__Requirements__
Copy out every line that contains the word "точность".

__Material for this task__
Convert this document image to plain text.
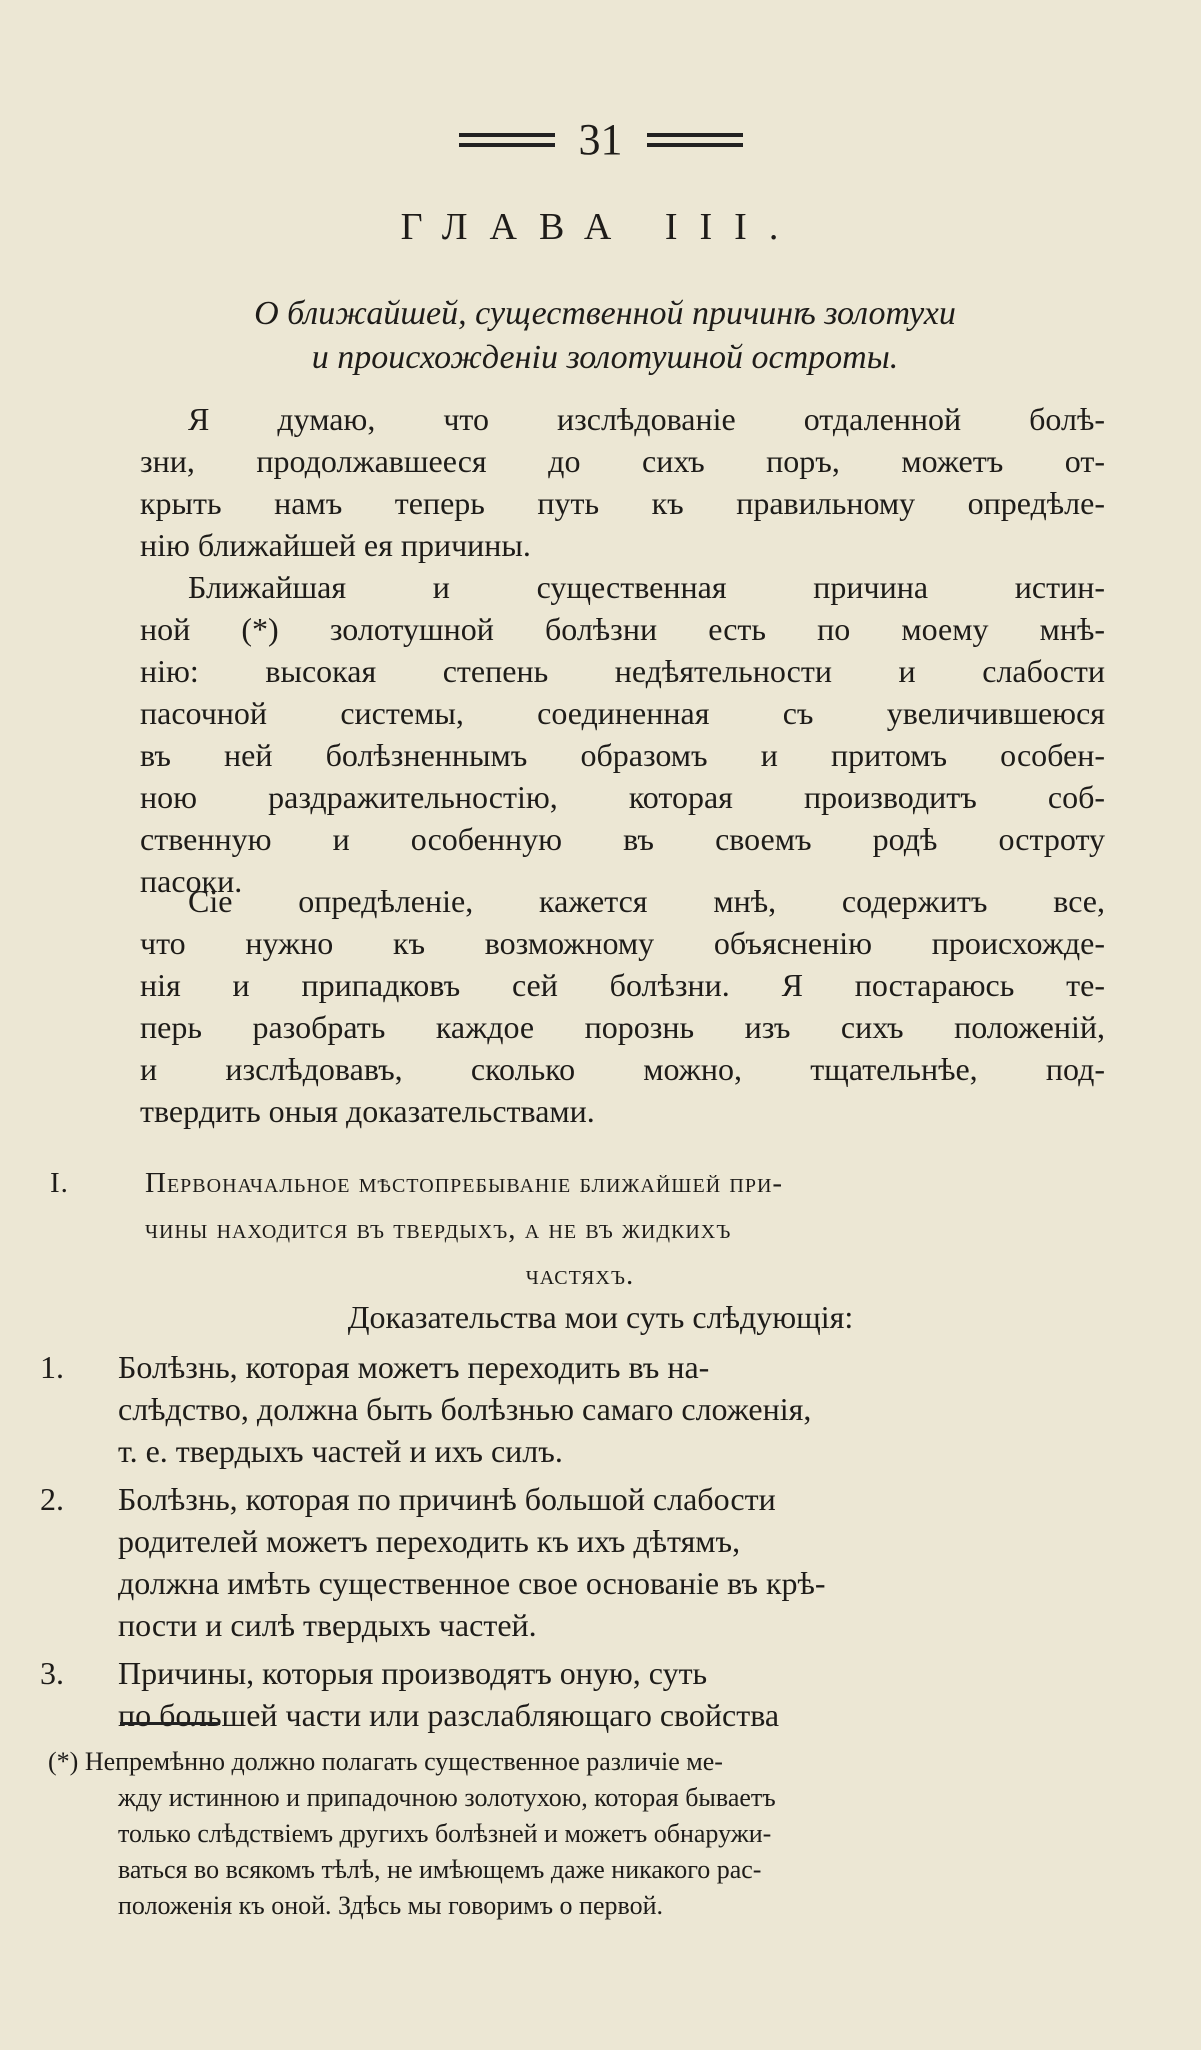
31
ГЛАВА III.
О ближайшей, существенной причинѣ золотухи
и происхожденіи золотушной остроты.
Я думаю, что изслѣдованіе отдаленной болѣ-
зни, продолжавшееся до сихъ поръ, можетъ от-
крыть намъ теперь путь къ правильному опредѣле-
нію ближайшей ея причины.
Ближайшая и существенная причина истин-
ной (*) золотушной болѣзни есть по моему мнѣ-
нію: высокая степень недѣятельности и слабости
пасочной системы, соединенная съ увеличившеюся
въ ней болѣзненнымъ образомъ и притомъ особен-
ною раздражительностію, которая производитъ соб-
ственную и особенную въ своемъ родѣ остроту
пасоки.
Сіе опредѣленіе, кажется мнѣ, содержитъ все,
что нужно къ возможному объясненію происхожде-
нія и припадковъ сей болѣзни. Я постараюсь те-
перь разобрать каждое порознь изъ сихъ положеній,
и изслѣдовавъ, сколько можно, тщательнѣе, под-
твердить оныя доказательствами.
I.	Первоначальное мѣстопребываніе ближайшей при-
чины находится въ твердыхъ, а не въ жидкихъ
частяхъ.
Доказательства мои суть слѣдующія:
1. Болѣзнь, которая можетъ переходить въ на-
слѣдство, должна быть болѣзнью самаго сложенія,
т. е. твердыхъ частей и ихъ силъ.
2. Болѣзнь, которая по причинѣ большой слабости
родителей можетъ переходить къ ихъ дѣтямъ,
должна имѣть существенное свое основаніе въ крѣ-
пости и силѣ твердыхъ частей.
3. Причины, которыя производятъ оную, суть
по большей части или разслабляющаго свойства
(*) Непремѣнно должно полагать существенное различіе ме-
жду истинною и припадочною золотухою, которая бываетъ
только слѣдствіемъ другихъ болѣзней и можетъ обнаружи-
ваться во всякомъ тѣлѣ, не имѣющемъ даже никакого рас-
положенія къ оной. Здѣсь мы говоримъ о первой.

==

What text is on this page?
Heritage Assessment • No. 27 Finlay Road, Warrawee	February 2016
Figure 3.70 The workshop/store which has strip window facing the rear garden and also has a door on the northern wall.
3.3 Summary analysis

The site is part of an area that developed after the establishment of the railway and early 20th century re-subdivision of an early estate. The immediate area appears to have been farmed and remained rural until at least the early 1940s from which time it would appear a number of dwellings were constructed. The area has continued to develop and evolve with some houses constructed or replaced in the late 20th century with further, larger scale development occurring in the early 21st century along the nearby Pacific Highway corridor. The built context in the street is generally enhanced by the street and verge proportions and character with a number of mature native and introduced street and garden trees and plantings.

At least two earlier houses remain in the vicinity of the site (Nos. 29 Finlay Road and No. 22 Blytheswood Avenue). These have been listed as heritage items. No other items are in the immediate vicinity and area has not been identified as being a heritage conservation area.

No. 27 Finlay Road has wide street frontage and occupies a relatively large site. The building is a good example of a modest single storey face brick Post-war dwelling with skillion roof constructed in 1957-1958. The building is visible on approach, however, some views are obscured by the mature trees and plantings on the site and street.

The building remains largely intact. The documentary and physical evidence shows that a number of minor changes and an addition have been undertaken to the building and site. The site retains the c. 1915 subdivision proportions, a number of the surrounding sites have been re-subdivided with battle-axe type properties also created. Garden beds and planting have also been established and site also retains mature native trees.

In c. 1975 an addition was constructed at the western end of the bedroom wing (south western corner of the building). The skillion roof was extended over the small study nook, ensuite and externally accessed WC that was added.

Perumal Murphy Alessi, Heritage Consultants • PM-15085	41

* * *

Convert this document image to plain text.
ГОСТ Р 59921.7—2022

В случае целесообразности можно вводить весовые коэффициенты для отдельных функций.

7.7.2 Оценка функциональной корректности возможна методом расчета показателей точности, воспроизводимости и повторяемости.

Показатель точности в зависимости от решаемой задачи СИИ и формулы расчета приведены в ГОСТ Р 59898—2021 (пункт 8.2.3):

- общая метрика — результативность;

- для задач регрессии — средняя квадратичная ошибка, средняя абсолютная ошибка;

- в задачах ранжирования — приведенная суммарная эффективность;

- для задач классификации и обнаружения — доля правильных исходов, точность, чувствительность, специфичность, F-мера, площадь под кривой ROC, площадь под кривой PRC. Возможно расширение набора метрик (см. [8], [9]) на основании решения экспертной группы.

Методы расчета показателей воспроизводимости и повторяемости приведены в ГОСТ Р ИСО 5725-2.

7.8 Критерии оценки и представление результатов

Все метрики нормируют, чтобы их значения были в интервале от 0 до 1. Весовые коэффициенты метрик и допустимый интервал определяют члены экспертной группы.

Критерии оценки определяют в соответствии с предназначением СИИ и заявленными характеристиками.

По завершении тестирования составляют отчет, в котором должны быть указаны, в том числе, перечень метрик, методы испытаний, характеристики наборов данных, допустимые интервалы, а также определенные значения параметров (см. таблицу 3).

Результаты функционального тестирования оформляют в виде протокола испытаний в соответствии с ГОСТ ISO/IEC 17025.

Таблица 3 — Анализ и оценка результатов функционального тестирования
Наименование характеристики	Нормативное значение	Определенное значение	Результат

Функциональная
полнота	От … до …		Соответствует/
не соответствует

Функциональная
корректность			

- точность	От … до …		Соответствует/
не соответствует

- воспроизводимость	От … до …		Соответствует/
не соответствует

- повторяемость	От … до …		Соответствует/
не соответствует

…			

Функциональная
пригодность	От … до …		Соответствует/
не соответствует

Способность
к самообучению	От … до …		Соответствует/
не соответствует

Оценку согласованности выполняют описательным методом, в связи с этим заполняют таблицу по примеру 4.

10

__Written response__
- для задач классификации и обнаружения — доля правильных исходов, точность, чувствительность, специфичность, F-мера, площадь под кривой ROC, площадь под кривой PRC. Возможно расширение набора метрик (см. [8], [9]) на основании решения экспертной группы.
- точность	От … до …		Соответствует/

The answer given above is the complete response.